Dataset entries:
----------------------------------------
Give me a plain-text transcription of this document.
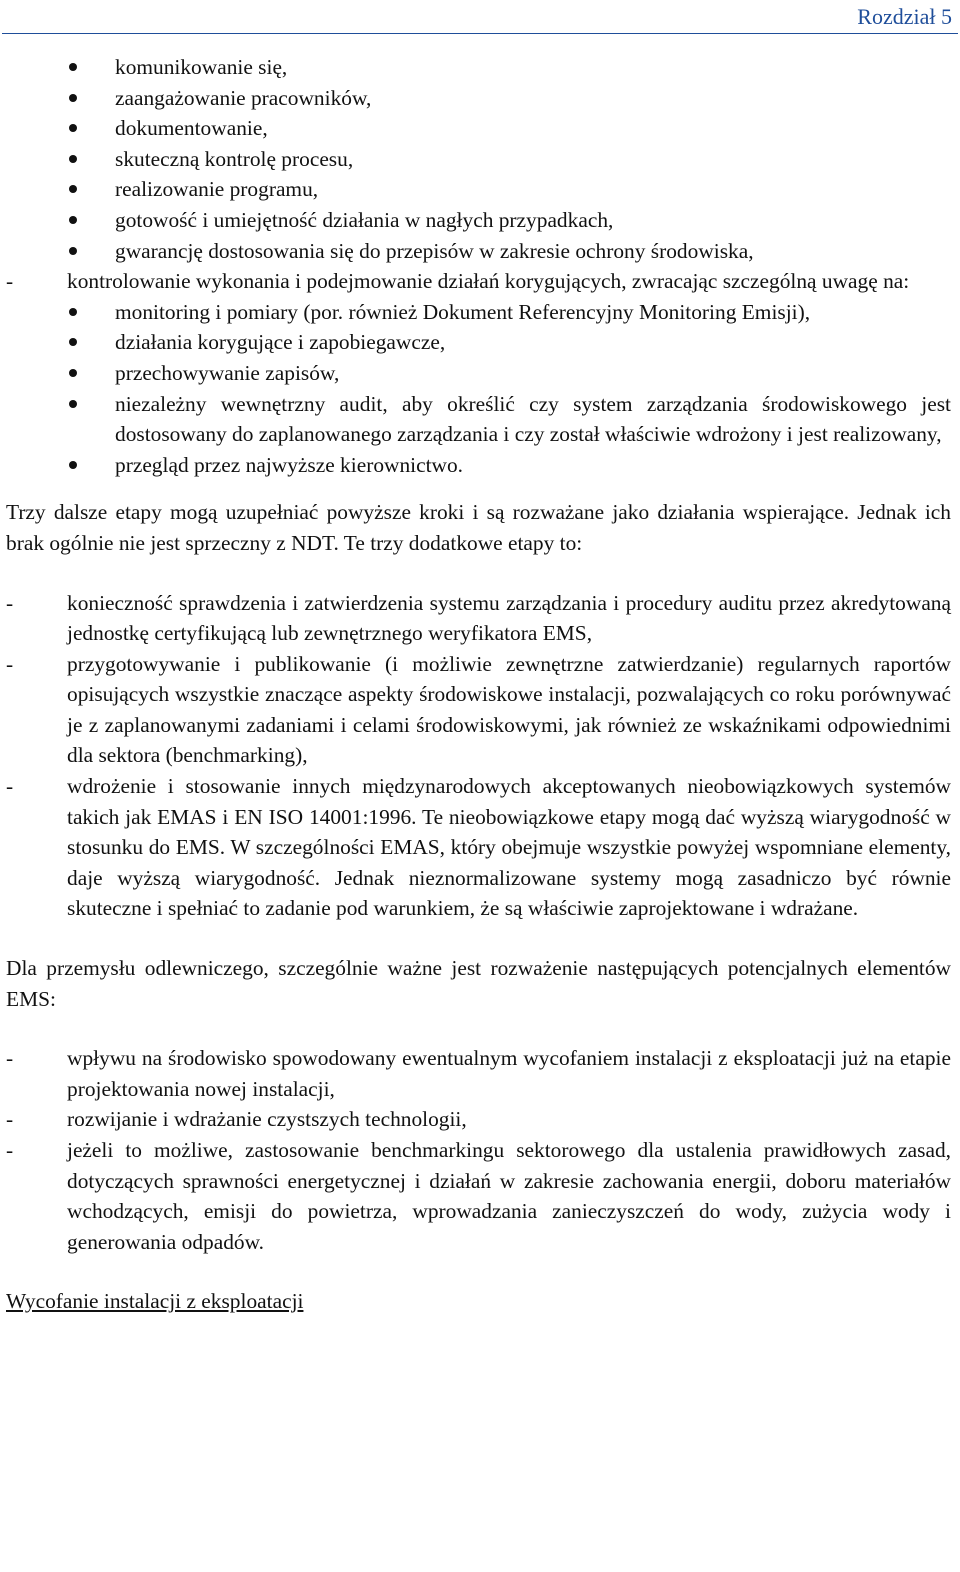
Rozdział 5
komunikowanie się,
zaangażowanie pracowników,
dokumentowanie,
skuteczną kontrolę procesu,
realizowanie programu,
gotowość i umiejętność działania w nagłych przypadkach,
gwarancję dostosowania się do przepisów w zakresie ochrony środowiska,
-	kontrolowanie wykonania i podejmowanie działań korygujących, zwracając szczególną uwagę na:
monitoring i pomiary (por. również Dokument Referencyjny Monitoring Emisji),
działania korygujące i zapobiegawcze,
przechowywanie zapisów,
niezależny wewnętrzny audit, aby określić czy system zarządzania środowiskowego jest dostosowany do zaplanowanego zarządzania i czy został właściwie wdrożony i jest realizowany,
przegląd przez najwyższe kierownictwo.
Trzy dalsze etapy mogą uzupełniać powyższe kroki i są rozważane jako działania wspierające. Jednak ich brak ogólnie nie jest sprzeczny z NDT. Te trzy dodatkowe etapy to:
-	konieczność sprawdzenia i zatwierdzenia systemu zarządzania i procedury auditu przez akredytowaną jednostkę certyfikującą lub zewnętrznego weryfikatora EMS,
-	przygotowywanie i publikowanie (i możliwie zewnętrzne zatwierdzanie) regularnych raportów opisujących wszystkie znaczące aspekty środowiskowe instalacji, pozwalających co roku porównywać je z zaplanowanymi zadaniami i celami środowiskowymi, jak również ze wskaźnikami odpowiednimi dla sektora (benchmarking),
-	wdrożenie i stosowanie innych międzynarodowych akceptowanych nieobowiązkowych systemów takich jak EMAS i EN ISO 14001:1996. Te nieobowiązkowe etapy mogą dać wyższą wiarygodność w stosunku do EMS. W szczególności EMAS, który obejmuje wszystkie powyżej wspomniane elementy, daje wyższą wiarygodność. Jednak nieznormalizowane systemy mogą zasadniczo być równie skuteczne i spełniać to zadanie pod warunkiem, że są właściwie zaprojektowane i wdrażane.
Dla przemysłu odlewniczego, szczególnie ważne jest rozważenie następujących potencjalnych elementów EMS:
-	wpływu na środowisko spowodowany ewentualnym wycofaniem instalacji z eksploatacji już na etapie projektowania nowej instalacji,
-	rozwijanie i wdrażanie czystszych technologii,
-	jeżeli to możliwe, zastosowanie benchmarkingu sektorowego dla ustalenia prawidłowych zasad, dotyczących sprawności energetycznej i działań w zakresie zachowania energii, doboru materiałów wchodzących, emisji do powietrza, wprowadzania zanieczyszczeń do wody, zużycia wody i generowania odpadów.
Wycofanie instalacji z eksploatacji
----------------------------------------
● **Written exercise**
Write out each line of the data exactly; the images should be left out.

● **Answer for this exercise**
Give me a plain-text transcription of this document.
Rozdział 5
komunikowanie się,
zaangażowanie pracowników,
dokumentowanie,
skuteczną kontrolę procesu,
realizowanie programu,
gotowość i umiejętność działania w nagłych przypadkach,
gwarancję dostosowania się do przepisów w zakresie ochrony środowiska,
-	kontrolowanie wykonania i podejmowanie działań korygujących, zwracając szczególną uwagę na:
monitoring i pomiary (por. również Dokument Referencyjny Monitoring Emisji),
działania korygujące i zapobiegawcze,
przechowywanie zapisów,
niezależny wewnętrzny audit, aby określić czy system zarządzania środowiskowego jest dostosowany do zaplanowanego zarządzania i czy został właściwie wdrożony i jest realizowany,
przegląd przez najwyższe kierownictwo.
Trzy dalsze etapy mogą uzupełniać powyższe kroki i są rozważane jako działania wspierające. Jednak ich brak ogólnie nie jest sprzeczny z NDT. Te trzy dodatkowe etapy to:
-	konieczność sprawdzenia i zatwierdzenia systemu zarządzania i procedury auditu przez akredytowaną jednostkę certyfikującą lub zewnętrznego weryfikatora EMS,
-	przygotowywanie i publikowanie (i możliwie zewnętrzne zatwierdzanie) regularnych raportów opisujących wszystkie znaczące aspekty środowiskowe instalacji, pozwalających co roku porównywać je z zaplanowanymi zadaniami i celami środowiskowymi, jak również ze wskaźnikami odpowiednimi dla sektora (benchmarking),
-	wdrożenie i stosowanie innych międzynarodowych akceptowanych nieobowiązkowych systemów takich jak EMAS i EN ISO 14001:1996. Te nieobowiązkowe etapy mogą dać wyższą wiarygodność w stosunku do EMS. W szczególności EMAS, który obejmuje wszystkie powyżej wspomniane elementy, daje wyższą wiarygodność. Jednak nieznormalizowane systemy mogą zasadniczo być równie skuteczne i spełniać to zadanie pod warunkiem, że są właściwie zaprojektowane i wdrażane.
Dla przemysłu odlewniczego, szczególnie ważne jest rozważenie następujących potencjalnych elementów EMS:
-	wpływu na środowisko spowodowany ewentualnym wycofaniem instalacji z eksploatacji już na etapie projektowania nowej instalacji,
-	rozwijanie i wdrażanie czystszych technologii,
-	jeżeli to możliwe, zastosowanie benchmarkingu sektorowego dla ustalenia prawidłowych zasad, dotyczących sprawności energetycznej i działań w zakresie zachowania energii, doboru materiałów wchodzących, emisji do powietrza, wprowadzania zanieczyszczeń do wody, zużycia wody i generowania odpadów.
Wycofanie instalacji z eksploatacji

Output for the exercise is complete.